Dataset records
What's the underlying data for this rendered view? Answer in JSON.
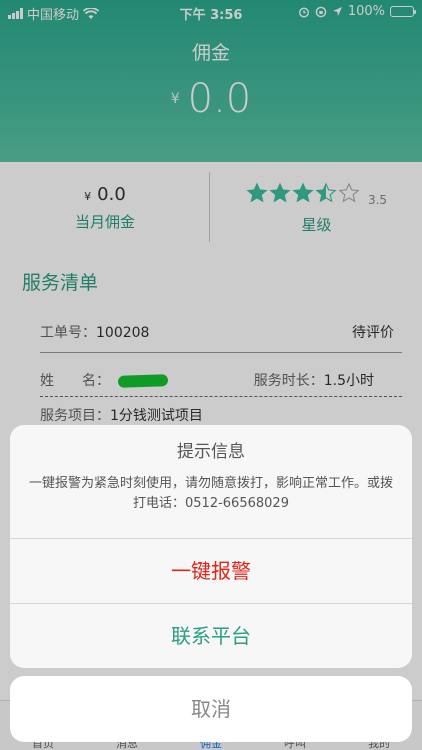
{
  "status_bar": {
    "carrier": "中国移动",
    "time": "下午 3:56",
    "battery": "100%"
  },
  "header": {
    "title": "佣金",
    "currency": "¥",
    "amount": "0.0"
  },
  "stats": {
    "monthly": {
      "currency": "¥",
      "value": "0.0",
      "label": "当月佣金"
    },
    "rating": {
      "stars": 3.5,
      "max": 5,
      "value_text": "3.5",
      "label": "星级",
      "color": "#3dbf9f"
    }
  },
  "service": {
    "section_title": "服务清单",
    "order_label": "工单号：",
    "order_number": "100208",
    "order_status": "待评价",
    "name_label": "姓　　名：",
    "duration_label": "服务时长：",
    "duration_value": "1.5小时",
    "project_label": "服务项目：",
    "project_value": "1分钱测试项目"
  },
  "tabbar": {
    "items": [
      "首页",
      "消息",
      "佣金",
      "呼叫",
      "我的"
    ],
    "active": "佣金"
  },
  "action_sheet": {
    "title": "提示信息",
    "message": "一键报警为紧急时刻使用，请勿随意拨打，影响正常工作。或拨打电话：0512-66568029",
    "alarm_label": "一键报警",
    "contact_label": "联系平台",
    "cancel_label": "取消"
  }
}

## [What the exercise asks]
All the records need to be repeated exactly, with the images dropped.

## [Expected output]
What's the underlying data for this rendered view? Answer in JSON.
{
  "status_bar": {
    "carrier": "中国移动",
    "time": "下午 3:56",
    "battery": "100%"
  },
  "header": {
    "title": "佣金",
    "currency": "¥",
    "amount": "0.0"
  },
  "stats": {
    "monthly": {
      "currency": "¥",
      "value": "0.0",
      "label": "当月佣金"
    },
    "rating": {
      "stars": 3.5,
      "max": 5,
      "value_text": "3.5",
      "label": "星级",
      "color": "#3dbf9f"
    }
  },
  "service": {
    "section_title": "服务清单",
    "order_label": "工单号：",
    "order_number": "100208",
    "order_status": "待评价",
    "name_label": "姓　　名：",
    "duration_label": "服务时长：",
    "duration_value": "1.5小时",
    "project_label": "服务项目：",
    "project_value": "1分钱测试项目"
  },
  "tabbar": {
    "items": [
      "首页",
      "消息",
      "佣金",
      "呼叫",
      "我的"
    ],
    "active": "佣金"
  },
  "action_sheet": {
    "title": "提示信息",
    "message": "一键报警为紧急时刻使用，请勿随意拨打，影响正常工作。或拨打电话：0512-66568029",
    "alarm_label": "一键报警",
    "contact_label": "联系平台",
    "cancel_label": "取消"
  }
}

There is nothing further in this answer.